Do this:
Transcribe, word for word, the line containing "What data populates" and each line following it through the end of the listing below. Omit all other lines.

## start Task inputs

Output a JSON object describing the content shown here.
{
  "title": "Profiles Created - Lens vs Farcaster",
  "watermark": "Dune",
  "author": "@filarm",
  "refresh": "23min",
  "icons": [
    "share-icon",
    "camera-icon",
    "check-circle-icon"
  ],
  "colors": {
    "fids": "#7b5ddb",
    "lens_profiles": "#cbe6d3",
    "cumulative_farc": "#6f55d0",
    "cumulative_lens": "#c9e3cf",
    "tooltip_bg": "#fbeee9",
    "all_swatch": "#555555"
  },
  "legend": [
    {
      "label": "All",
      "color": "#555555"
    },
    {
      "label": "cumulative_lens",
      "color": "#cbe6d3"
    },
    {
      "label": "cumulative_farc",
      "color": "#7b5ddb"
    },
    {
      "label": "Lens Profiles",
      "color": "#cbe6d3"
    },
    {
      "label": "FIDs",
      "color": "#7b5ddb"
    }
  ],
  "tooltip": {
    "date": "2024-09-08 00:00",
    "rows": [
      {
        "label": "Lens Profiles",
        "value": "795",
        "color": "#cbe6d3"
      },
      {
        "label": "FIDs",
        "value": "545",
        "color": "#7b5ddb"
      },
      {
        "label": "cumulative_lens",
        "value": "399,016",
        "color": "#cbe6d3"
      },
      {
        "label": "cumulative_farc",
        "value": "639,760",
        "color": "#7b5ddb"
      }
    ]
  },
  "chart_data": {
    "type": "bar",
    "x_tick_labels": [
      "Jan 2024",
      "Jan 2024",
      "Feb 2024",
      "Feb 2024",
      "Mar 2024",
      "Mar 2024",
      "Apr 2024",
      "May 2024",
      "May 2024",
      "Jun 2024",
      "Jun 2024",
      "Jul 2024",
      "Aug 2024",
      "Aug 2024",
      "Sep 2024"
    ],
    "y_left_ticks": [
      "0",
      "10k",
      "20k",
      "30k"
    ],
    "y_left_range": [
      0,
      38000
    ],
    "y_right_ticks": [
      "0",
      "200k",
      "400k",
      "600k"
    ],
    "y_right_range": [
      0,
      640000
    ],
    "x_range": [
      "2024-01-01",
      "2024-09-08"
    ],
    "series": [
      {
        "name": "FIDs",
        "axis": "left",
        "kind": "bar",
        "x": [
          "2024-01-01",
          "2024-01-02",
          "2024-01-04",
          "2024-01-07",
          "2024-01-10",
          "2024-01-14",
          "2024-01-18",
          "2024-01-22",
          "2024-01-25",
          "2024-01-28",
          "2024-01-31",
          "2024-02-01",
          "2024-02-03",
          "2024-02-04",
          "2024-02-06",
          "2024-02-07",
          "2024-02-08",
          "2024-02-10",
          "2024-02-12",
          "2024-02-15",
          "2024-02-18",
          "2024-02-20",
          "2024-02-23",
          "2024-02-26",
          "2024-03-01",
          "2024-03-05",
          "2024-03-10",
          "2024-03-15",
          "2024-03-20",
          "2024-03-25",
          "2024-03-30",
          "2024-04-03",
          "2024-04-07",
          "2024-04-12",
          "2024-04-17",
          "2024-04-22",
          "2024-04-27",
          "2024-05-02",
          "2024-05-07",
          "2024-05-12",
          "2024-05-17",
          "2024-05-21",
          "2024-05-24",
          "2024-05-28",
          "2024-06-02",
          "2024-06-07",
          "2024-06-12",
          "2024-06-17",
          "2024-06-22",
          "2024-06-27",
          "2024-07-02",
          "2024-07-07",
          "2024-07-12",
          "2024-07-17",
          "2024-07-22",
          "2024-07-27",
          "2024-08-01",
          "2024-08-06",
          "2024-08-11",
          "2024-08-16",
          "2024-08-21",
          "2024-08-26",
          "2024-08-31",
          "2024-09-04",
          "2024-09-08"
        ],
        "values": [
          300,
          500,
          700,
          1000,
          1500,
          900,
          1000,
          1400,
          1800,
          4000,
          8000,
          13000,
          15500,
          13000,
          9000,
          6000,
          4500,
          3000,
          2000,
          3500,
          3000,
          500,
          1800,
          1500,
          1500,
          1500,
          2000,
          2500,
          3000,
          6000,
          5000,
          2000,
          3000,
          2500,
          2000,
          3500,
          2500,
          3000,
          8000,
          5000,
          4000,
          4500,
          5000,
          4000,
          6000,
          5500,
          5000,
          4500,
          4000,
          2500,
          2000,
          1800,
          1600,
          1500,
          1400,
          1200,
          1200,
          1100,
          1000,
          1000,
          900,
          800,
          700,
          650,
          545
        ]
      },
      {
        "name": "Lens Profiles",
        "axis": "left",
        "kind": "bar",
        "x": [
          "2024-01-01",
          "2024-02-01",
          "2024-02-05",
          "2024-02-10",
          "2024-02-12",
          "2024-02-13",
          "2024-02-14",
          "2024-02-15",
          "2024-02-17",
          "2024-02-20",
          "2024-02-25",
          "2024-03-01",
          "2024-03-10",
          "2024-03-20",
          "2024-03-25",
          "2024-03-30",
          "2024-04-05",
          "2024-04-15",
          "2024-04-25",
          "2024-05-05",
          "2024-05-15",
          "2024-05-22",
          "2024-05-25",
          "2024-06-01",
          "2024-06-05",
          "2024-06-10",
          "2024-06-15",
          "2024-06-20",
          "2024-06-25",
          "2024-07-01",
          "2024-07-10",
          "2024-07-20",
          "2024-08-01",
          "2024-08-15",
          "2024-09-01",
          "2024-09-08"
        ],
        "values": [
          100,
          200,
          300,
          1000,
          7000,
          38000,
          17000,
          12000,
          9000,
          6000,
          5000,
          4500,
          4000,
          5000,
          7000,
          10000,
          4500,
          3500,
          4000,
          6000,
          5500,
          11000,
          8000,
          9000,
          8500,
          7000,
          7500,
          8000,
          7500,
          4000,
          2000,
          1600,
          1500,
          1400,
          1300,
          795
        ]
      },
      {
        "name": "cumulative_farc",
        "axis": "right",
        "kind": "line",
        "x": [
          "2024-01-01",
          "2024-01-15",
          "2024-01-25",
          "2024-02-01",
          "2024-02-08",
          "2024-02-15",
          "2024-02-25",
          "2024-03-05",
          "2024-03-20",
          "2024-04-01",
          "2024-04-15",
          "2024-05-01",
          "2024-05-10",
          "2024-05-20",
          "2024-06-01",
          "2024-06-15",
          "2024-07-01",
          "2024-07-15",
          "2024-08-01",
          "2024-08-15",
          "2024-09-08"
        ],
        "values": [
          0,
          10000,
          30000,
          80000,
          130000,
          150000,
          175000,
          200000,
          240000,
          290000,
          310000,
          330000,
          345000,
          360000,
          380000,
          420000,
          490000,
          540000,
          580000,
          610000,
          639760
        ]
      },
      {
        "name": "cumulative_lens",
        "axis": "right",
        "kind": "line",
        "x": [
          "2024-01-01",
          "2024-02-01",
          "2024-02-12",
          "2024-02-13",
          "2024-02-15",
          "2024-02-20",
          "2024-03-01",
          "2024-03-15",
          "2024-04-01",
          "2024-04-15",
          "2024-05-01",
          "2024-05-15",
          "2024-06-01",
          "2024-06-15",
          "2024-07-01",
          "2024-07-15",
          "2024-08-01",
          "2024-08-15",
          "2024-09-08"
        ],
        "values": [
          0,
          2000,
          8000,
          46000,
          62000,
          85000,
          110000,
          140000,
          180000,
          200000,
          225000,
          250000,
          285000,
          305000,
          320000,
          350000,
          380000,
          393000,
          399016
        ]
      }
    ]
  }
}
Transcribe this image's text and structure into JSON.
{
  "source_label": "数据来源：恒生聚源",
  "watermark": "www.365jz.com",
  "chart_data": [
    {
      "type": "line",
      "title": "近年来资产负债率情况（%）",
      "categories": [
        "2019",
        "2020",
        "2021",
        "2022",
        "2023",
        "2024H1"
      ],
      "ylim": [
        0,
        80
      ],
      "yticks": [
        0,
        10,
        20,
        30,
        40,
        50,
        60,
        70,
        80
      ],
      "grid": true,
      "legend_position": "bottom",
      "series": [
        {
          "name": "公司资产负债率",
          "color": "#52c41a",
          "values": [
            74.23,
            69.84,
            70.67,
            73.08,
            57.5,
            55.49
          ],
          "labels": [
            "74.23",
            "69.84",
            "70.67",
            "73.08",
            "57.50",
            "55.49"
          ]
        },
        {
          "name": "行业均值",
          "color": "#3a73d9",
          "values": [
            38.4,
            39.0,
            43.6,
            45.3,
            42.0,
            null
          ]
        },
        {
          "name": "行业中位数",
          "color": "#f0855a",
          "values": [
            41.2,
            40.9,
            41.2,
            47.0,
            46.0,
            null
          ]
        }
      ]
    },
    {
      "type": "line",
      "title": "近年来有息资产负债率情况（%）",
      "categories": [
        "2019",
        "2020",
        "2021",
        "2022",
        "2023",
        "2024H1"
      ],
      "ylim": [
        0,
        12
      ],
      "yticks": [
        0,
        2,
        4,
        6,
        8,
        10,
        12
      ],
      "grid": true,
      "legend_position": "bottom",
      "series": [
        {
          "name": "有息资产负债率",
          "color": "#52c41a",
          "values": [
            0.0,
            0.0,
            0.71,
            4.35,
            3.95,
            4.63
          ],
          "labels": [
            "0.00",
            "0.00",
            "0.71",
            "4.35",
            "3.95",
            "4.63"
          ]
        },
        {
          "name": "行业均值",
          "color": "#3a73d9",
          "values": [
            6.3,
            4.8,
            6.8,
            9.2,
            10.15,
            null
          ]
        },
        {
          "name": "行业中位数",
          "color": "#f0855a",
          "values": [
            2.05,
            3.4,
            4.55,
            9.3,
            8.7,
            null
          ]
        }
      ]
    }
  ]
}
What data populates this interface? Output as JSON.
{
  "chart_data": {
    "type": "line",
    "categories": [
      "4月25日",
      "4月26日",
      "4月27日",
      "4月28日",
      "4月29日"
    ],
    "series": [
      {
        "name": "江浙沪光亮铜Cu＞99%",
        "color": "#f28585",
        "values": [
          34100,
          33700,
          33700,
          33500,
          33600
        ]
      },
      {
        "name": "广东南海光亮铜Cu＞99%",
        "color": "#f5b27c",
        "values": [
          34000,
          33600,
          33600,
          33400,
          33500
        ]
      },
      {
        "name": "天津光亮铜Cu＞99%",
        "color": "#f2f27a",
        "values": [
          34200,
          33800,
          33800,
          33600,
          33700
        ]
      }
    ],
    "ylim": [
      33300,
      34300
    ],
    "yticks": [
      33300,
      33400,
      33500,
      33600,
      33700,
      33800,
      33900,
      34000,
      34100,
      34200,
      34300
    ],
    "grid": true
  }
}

## end Task inputs

Final result:
What data populates this interface? Output as JSON.
{
  "chart_data": {
    "type": "line",
    "categories": [
      "4月25日",
      "4月26日",
      "4月27日",
      "4月28日",
      "4月29日"
    ],
    "series": [
      {
        "name": "江浙沪光亮铜Cu＞99%",
        "color": "#f28585",
        "values": [
          34100,
          33700,
          33700,
          33500,
          33600
        ]
      },
      {
        "name": "广东南海光亮铜Cu＞99%",
        "color": "#f5b27c",
        "values": [
          34000,
          33600,
          33600,
          33400,
          33500
        ]
      },
      {
        "name": "天津光亮铜Cu＞99%",
        "color": "#f2f27a",
        "values": [
          34200,
          33800,
          33800,
          33600,
          33700
        ]
      }
    ],
    "ylim": [
      33300,
      34300
    ],
    "yticks": [
      33300,
      33400,
      33500,
      33600,
      33700,
      33800,
      33900,
      34000,
      34100,
      34200,
      34300
    ],
    "grid": true
  }
}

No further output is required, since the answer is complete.